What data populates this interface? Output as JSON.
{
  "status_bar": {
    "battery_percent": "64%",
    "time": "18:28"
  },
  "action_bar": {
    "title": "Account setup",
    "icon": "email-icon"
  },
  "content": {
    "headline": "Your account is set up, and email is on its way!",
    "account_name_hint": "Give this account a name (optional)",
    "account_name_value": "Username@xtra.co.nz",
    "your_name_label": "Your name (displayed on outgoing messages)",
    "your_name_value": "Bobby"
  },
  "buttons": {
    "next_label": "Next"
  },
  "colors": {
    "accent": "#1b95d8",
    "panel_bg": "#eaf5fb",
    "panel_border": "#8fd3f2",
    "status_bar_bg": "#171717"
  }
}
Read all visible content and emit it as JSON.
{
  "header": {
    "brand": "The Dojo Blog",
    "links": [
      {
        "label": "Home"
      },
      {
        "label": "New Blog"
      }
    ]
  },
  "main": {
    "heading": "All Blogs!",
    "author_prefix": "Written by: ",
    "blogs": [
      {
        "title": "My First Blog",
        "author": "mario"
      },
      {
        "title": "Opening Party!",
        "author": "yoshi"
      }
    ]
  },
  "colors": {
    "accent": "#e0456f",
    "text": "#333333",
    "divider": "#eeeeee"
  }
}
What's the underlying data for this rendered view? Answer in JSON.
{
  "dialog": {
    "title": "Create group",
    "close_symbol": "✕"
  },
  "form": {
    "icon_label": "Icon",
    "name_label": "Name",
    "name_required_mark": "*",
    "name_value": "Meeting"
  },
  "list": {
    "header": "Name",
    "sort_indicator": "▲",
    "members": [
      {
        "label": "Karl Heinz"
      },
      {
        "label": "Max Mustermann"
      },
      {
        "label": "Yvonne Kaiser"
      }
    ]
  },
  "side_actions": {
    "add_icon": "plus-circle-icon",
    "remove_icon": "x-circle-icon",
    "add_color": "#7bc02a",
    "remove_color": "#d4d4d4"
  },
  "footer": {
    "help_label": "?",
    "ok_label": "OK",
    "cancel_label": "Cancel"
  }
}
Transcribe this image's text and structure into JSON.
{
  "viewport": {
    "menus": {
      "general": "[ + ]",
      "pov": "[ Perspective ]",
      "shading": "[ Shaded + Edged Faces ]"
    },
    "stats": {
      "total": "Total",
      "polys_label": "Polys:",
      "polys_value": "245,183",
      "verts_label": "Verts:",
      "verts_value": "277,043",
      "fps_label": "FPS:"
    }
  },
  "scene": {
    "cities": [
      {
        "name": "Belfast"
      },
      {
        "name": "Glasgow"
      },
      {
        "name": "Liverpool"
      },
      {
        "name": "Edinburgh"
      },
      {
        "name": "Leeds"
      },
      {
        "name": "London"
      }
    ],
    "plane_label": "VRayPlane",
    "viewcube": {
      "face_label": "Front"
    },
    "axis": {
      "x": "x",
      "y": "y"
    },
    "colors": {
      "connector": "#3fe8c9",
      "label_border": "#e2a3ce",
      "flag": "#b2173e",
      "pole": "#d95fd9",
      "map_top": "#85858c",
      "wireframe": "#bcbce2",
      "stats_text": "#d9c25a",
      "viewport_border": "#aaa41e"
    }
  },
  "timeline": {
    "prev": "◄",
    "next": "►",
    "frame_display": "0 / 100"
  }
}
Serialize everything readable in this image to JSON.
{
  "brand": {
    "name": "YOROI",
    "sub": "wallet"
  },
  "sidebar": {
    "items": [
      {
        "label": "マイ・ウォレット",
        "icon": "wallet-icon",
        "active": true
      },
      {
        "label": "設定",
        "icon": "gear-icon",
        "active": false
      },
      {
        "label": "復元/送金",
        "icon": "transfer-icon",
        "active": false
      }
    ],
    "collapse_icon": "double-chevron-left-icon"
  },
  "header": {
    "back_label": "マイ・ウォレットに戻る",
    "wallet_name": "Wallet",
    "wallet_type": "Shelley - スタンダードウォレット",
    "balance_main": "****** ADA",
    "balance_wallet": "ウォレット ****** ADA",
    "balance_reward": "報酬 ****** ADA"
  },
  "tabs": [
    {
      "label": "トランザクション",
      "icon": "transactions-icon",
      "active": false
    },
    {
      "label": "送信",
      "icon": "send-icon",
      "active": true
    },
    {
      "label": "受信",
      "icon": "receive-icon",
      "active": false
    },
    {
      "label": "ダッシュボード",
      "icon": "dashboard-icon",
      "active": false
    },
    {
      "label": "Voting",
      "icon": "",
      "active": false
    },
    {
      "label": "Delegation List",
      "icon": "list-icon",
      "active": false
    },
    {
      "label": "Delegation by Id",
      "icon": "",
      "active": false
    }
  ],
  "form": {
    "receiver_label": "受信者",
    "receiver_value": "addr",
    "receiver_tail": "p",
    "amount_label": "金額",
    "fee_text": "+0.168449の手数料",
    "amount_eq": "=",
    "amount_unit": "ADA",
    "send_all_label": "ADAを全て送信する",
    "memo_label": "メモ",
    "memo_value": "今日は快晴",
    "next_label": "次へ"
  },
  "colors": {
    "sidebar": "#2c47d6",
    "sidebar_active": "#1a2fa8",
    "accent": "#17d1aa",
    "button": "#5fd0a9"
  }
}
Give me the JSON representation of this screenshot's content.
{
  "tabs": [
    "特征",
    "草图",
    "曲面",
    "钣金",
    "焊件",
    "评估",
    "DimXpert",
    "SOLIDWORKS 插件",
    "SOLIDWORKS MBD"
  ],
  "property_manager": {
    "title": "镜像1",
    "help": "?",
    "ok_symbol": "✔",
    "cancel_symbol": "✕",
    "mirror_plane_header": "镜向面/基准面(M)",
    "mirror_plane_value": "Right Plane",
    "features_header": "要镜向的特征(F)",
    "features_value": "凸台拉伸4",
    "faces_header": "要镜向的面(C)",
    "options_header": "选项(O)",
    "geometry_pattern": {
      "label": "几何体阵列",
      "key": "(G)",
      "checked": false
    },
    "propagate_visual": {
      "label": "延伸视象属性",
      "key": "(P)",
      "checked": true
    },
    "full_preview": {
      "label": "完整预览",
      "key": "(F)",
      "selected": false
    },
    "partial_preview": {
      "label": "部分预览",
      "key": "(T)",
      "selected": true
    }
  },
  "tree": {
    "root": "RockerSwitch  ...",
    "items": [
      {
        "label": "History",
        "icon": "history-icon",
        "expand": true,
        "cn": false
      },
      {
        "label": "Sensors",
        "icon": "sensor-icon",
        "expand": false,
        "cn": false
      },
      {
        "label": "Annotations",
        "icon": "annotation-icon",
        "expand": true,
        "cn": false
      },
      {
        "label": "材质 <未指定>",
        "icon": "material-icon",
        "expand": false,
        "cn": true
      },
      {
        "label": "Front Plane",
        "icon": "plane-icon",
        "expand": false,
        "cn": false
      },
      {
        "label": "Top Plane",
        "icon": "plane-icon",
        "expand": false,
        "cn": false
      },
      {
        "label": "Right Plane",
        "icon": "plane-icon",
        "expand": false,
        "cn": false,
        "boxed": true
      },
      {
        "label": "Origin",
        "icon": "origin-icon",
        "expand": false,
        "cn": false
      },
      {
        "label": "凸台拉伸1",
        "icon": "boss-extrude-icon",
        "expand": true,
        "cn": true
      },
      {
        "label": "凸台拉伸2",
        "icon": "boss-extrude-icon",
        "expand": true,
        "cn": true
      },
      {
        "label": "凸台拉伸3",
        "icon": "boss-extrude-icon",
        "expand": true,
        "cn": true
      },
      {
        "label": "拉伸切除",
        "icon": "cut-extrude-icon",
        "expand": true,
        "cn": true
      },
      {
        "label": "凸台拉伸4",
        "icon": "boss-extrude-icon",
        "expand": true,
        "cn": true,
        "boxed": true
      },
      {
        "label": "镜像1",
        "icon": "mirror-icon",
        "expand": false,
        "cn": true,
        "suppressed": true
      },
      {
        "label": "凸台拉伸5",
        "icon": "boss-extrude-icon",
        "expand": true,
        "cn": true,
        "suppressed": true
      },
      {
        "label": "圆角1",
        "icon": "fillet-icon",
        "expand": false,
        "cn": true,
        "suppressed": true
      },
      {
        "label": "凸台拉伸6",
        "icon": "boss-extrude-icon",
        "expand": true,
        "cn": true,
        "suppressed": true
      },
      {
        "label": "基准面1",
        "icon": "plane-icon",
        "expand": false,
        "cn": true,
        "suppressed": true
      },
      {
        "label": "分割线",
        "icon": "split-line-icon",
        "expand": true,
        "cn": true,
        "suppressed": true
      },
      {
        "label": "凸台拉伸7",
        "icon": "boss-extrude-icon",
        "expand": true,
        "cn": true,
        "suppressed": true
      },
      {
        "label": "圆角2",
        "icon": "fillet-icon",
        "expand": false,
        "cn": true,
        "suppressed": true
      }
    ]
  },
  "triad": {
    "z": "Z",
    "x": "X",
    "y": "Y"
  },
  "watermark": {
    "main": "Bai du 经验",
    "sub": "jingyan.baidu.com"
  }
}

====================

**Problem to solve**: From the listing above, copy all lines holding the word "data".

**Final result**:
What data populates this interface? Output as JSON.
What's the underlying data for this rendered view? Answer in JSON.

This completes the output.